Extracted data entries:
========================================================================

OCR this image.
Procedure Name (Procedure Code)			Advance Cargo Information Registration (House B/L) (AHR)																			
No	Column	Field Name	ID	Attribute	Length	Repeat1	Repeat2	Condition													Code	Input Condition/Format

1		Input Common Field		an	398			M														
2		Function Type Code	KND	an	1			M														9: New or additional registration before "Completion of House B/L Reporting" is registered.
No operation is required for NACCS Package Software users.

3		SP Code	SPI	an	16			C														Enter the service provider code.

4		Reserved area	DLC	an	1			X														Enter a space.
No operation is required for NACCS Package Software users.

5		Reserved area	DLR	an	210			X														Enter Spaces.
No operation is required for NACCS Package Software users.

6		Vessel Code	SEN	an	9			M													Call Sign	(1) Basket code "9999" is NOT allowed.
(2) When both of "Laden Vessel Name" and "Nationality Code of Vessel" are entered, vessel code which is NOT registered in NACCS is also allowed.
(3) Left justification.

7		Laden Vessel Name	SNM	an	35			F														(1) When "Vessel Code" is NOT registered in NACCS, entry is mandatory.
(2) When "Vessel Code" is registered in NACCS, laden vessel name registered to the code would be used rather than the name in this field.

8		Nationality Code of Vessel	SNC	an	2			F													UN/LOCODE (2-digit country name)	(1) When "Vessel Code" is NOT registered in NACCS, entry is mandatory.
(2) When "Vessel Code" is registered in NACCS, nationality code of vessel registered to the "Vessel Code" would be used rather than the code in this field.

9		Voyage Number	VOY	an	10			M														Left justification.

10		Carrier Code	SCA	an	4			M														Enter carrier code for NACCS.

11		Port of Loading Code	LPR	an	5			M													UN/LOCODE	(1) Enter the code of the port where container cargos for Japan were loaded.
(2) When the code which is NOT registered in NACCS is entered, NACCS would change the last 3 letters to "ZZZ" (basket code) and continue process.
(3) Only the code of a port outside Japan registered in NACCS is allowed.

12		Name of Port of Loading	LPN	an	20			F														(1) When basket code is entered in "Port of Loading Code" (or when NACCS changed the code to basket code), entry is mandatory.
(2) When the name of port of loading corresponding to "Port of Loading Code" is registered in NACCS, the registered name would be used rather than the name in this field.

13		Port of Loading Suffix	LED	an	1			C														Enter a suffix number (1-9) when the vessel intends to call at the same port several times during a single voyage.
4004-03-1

========================================================================

> _Written problem_:
Extract each line of the material exactly as it stands.

> _Finished task_:
OCR this image.
Procedure Name (Procedure Code)			Advance Cargo Information Registration (House B/L) (AHR)																			
No	Column	Field Name	ID	Attribute	Length	Repeat1	Repeat2	Condition													Code	Input Condition/Format

1		Input Common Field		an	398			M														
2		Function Type Code	KND	an	1			M														9: New or additional registration before "Completion of House B/L Reporting" is registered.
No operation is required for NACCS Package Software users.

3		SP Code	SPI	an	16			C														Enter the service provider code.

4		Reserved area	DLC	an	1			X														Enter a space.
No operation is required for NACCS Package Software users.

5		Reserved area	DLR	an	210			X														Enter Spaces.
No operation is required for NACCS Package Software users.

6		Vessel Code	SEN	an	9			M													Call Sign	(1) Basket code "9999" is NOT allowed.
(2) When both of "Laden Vessel Name" and "Nationality Code of Vessel" are entered, vessel code which is NOT registered in NACCS is also allowed.
(3) Left justification.

7		Laden Vessel Name	SNM	an	35			F														(1) When "Vessel Code" is NOT registered in NACCS, entry is mandatory.
(2) When "Vessel Code" is registered in NACCS, laden vessel name registered to the code would be used rather than the name in this field.

8		Nationality Code of Vessel	SNC	an	2			F													UN/LOCODE (2-digit country name)	(1) When "Vessel Code" is NOT registered in NACCS, entry is mandatory.
(2) When "Vessel Code" is registered in NACCS, nationality code of vessel registered to the "Vessel Code" would be used rather than the code in this field.

9		Voyage Number	VOY	an	10			M														Left justification.

10		Carrier Code	SCA	an	4			M														Enter carrier code for NACCS.

11		Port of Loading Code	LPR	an	5			M													UN/LOCODE	(1) Enter the code of the port where container cargos for Japan were loaded.
(2) When the code which is NOT registered in NACCS is entered, NACCS would change the last 3 letters to "ZZZ" (basket code) and continue process.
(3) Only the code of a port outside Japan registered in NACCS is allowed.

12		Name of Port of Loading	LPN	an	20			F														(1) When basket code is entered in "Port of Loading Code" (or when NACCS changed the code to basket code), entry is mandatory.
(2) When the name of port of loading corresponding to "Port of Loading Code" is registered in NACCS, the registered name would be used rather than the name in this field.

13		Port of Loading Suffix	LED	an	1			C														Enter a suffix number (1-9) when the vessel intends to call at the same port several times during a single voyage.
4004-03-1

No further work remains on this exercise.